(Dataset entries)
○ ○ ○
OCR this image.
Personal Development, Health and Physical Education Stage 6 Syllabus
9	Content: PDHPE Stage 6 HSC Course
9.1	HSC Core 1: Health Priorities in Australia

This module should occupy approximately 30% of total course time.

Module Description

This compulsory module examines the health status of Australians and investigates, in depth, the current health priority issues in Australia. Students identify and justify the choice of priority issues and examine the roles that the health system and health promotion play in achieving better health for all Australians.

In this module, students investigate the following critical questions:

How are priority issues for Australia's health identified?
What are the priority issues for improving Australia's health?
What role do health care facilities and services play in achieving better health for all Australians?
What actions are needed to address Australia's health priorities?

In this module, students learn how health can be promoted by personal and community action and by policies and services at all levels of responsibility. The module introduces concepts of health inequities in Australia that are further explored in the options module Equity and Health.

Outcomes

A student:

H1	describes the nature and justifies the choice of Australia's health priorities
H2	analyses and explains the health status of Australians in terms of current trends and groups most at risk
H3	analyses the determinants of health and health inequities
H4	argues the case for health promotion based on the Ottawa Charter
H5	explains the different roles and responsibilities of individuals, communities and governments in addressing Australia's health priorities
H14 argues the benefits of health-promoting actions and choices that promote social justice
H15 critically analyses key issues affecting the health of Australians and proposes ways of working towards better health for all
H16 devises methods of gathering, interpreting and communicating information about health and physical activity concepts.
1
○ ○ ○
DESCRIPTION OF THE TASK
Go through the listing and print each line exactly as it appears.

FULL ANSWER
OCR this image.
Personal Development, Health and Physical Education Stage 6 Syllabus
9	Content: PDHPE Stage 6 HSC Course
9.1	HSC Core 1: Health Priorities in Australia

This module should occupy approximately 30% of total course time.

Module Description

This compulsory module examines the health status of Australians and investigates, in depth, the current health priority issues in Australia. Students identify and justify the choice of priority issues and examine the roles that the health system and health promotion play in achieving better health for all Australians.

In this module, students investigate the following critical questions:

How are priority issues for Australia's health identified?
What are the priority issues for improving Australia's health?
What role do health care facilities and services play in achieving better health for all Australians?
What actions are needed to address Australia's health priorities?

In this module, students learn how health can be promoted by personal and community action and by policies and services at all levels of responsibility. The module introduces concepts of health inequities in Australia that are further explored in the options module Equity and Health.

Outcomes

A student:

H1	describes the nature and justifies the choice of Australia's health priorities
H2	analyses and explains the health status of Australians in terms of current trends and groups most at risk
H3	analyses the determinants of health and health inequities
H4	argues the case for health promotion based on the Ottawa Charter
H5	explains the different roles and responsibilities of individuals, communities and governments in addressing Australia's health priorities
H14 argues the benefits of health-promoting actions and choices that promote social justice
H15 critically analyses key issues affecting the health of Australians and proposes ways of working towards better health for all
H16 devises methods of gathering, interpreting and communicating information about health and physical activity concepts.
1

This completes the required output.